- Dataset entries on figures
##############################

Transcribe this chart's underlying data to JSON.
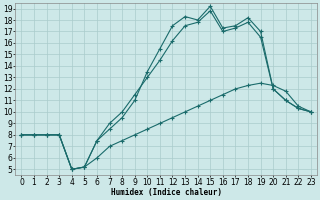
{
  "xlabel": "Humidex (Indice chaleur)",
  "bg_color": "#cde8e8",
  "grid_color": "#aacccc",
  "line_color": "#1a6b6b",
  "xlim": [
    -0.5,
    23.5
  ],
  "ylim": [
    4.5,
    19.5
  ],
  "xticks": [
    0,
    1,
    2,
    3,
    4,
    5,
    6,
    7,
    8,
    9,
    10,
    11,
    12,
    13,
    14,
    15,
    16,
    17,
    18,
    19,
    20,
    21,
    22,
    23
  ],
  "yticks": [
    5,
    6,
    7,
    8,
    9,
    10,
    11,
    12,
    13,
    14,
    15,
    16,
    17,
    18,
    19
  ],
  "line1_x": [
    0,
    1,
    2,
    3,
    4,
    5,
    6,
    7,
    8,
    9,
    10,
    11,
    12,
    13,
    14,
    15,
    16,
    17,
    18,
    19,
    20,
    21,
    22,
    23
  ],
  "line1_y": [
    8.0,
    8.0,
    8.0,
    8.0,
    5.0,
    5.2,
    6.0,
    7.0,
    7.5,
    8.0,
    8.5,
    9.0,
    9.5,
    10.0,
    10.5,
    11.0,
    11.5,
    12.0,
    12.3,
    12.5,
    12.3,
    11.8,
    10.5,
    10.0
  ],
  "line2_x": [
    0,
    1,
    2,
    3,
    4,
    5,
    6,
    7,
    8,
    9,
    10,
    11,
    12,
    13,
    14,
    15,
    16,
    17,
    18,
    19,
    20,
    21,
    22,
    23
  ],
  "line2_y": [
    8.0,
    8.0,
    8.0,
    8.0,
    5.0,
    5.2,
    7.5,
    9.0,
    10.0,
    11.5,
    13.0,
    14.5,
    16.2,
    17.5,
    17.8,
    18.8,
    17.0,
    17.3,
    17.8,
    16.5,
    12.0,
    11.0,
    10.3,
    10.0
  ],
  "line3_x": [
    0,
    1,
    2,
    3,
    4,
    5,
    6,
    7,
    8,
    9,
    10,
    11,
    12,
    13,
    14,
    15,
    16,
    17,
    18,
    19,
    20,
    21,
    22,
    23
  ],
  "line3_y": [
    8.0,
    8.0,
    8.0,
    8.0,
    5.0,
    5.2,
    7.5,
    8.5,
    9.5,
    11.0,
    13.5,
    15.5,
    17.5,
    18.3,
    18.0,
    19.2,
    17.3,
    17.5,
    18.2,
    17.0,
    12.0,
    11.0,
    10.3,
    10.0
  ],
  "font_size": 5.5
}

##############################

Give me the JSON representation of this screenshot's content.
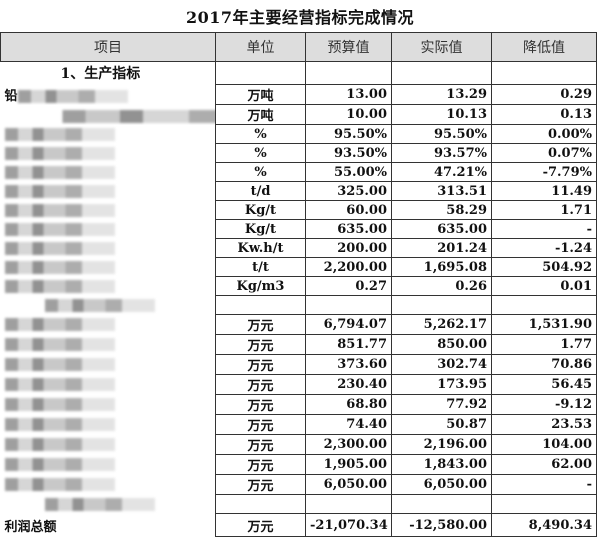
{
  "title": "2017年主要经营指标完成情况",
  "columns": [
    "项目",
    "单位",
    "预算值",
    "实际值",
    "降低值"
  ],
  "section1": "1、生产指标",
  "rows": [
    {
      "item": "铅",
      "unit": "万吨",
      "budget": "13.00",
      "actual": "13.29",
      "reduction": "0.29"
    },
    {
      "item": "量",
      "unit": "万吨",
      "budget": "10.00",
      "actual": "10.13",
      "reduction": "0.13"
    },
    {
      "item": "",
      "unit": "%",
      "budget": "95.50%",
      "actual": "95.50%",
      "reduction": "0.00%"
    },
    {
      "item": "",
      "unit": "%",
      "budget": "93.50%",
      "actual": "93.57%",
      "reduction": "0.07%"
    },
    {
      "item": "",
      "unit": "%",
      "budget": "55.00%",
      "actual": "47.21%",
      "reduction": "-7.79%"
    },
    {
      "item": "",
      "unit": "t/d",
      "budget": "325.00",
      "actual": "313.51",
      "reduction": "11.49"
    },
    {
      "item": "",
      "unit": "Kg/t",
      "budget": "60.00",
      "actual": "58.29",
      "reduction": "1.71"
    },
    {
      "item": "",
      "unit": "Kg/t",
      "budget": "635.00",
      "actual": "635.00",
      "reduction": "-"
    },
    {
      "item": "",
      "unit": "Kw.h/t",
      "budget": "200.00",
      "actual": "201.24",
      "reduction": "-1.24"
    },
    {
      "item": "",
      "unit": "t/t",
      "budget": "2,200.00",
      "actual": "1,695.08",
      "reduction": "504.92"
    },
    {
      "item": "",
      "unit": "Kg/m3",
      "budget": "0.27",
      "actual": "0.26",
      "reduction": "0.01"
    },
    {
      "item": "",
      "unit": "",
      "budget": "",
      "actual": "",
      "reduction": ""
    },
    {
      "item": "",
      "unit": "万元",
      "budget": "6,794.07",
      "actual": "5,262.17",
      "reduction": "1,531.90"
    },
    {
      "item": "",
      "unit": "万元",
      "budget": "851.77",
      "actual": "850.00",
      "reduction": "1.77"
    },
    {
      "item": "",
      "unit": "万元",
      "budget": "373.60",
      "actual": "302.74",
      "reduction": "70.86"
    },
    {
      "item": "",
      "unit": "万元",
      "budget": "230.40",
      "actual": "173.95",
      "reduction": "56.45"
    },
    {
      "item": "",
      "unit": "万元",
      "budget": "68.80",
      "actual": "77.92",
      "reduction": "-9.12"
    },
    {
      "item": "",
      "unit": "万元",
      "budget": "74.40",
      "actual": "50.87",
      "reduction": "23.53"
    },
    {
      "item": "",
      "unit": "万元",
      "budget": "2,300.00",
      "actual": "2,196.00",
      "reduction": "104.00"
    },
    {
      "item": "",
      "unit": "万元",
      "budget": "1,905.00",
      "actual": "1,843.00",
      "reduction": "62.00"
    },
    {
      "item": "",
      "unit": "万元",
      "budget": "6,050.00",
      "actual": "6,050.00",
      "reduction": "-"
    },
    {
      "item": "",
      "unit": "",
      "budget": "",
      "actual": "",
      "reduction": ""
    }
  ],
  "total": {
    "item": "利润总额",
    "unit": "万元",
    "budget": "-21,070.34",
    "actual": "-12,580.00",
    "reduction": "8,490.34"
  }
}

##############################

- REQUIREMENTS
Identify lines with the string "JSON". Copy each one.

- TASK RESPONSE
Transcribe this chart's underlying data to JSON.
Give me the JSON representation of this screenshot's content.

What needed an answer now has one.